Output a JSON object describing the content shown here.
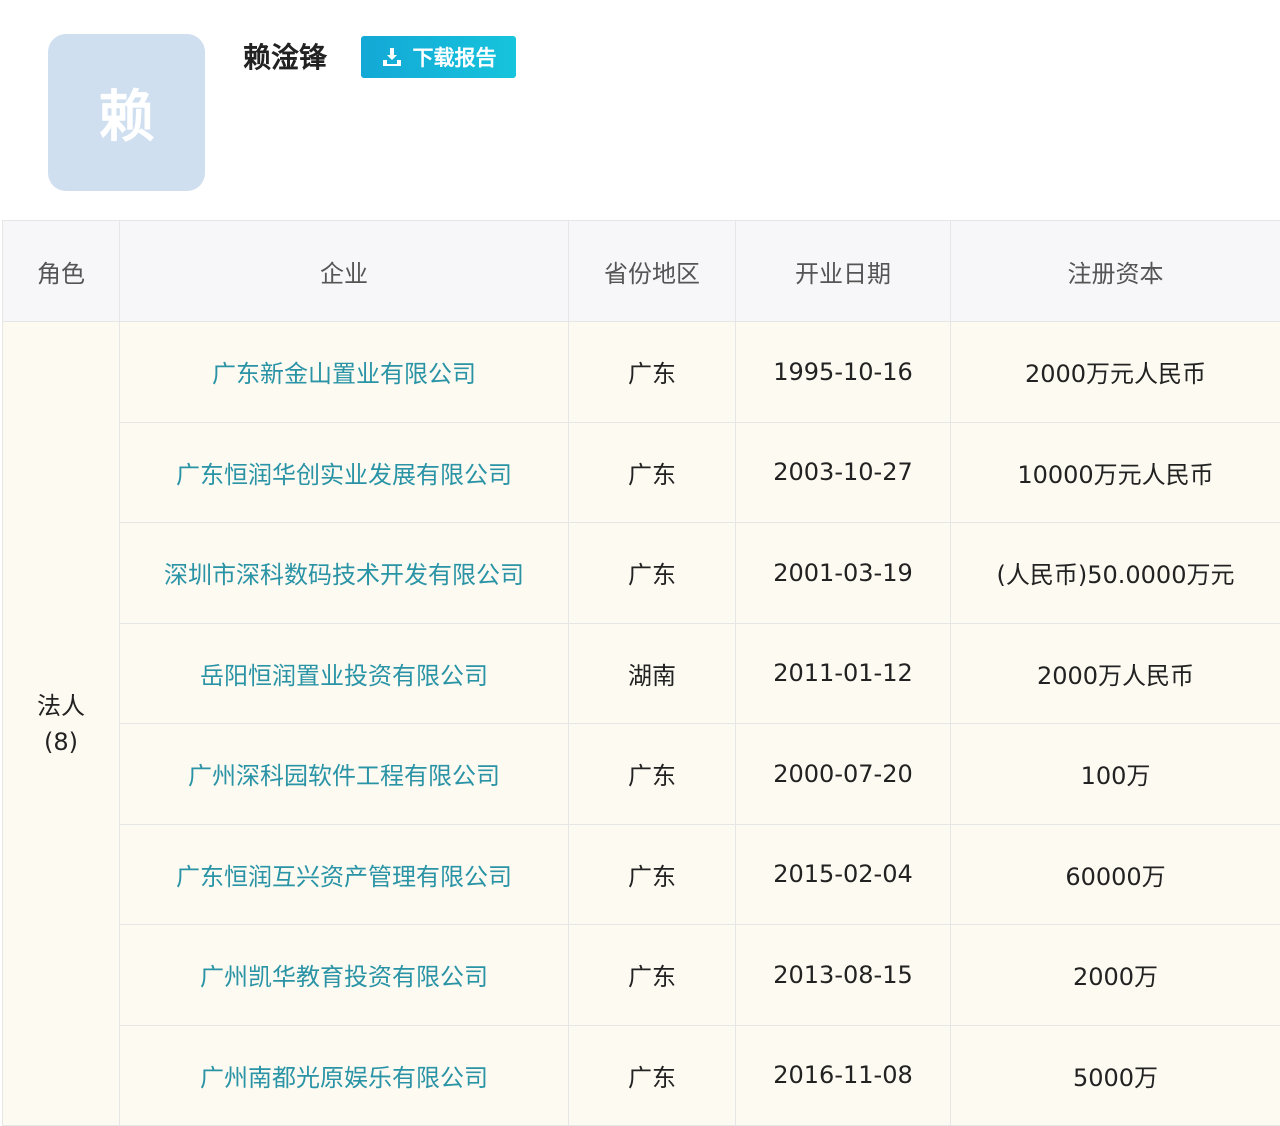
{
  "profile": {
    "avatar_char": "赖",
    "name": "赖淦锋",
    "download_label": "下载报告",
    "download_icon": "download-icon"
  },
  "table": {
    "headers": [
      "角色",
      "企业",
      "省份地区",
      "开业日期",
      "注册资本"
    ],
    "role": {
      "label": "法人",
      "count": "(8)"
    },
    "rows": [
      {
        "company": "广东新金山置业有限公司",
        "region": "广东",
        "date": "1995-10-16",
        "capital": "2000万元人民币"
      },
      {
        "company": "广东恒润华创实业发展有限公司",
        "region": "广东",
        "date": "2003-10-27",
        "capital": "10000万元人民币"
      },
      {
        "company": "深圳市深科数码技术开发有限公司",
        "region": "广东",
        "date": "2001-03-19",
        "capital": "(人民币)50.0000万元"
      },
      {
        "company": "岳阳恒润置业投资有限公司",
        "region": "湖南",
        "date": "2011-01-12",
        "capital": "2000万人民币"
      },
      {
        "company": "广州深科园软件工程有限公司",
        "region": "广东",
        "date": "2000-07-20",
        "capital": "100万"
      },
      {
        "company": "广东恒润互兴资产管理有限公司",
        "region": "广东",
        "date": "2015-02-04",
        "capital": "60000万"
      },
      {
        "company": "广州凯华教育投资有限公司",
        "region": "广东",
        "date": "2013-08-15",
        "capital": "2000万"
      },
      {
        "company": "广州南都光原娱乐有限公司",
        "region": "广东",
        "date": "2016-11-08",
        "capital": "5000万"
      }
    ]
  }
}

++++++++++++++++++++

Your task is to reproduce all of the material exactly. The pictures stay out.

● RESPONSE TO THE TASK:
Output a JSON object describing the content shown here.
{
  "profile": {
    "avatar_char": "赖",
    "name": "赖淦锋",
    "download_label": "下载报告",
    "download_icon": "download-icon"
  },
  "table": {
    "headers": [
      "角色",
      "企业",
      "省份地区",
      "开业日期",
      "注册资本"
    ],
    "role": {
      "label": "法人",
      "count": "(8)"
    },
    "rows": [
      {
        "company": "广东新金山置业有限公司",
        "region": "广东",
        "date": "1995-10-16",
        "capital": "2000万元人民币"
      },
      {
        "company": "广东恒润华创实业发展有限公司",
        "region": "广东",
        "date": "2003-10-27",
        "capital": "10000万元人民币"
      },
      {
        "company": "深圳市深科数码技术开发有限公司",
        "region": "广东",
        "date": "2001-03-19",
        "capital": "(人民币)50.0000万元"
      },
      {
        "company": "岳阳恒润置业投资有限公司",
        "region": "湖南",
        "date": "2011-01-12",
        "capital": "2000万人民币"
      },
      {
        "company": "广州深科园软件工程有限公司",
        "region": "广东",
        "date": "2000-07-20",
        "capital": "100万"
      },
      {
        "company": "广东恒润互兴资产管理有限公司",
        "region": "广东",
        "date": "2015-02-04",
        "capital": "60000万"
      },
      {
        "company": "广州凯华教育投资有限公司",
        "region": "广东",
        "date": "2013-08-15",
        "capital": "2000万"
      },
      {
        "company": "广州南都光原娱乐有限公司",
        "region": "广东",
        "date": "2016-11-08",
        "capital": "5000万"
      }
    ]
  }
}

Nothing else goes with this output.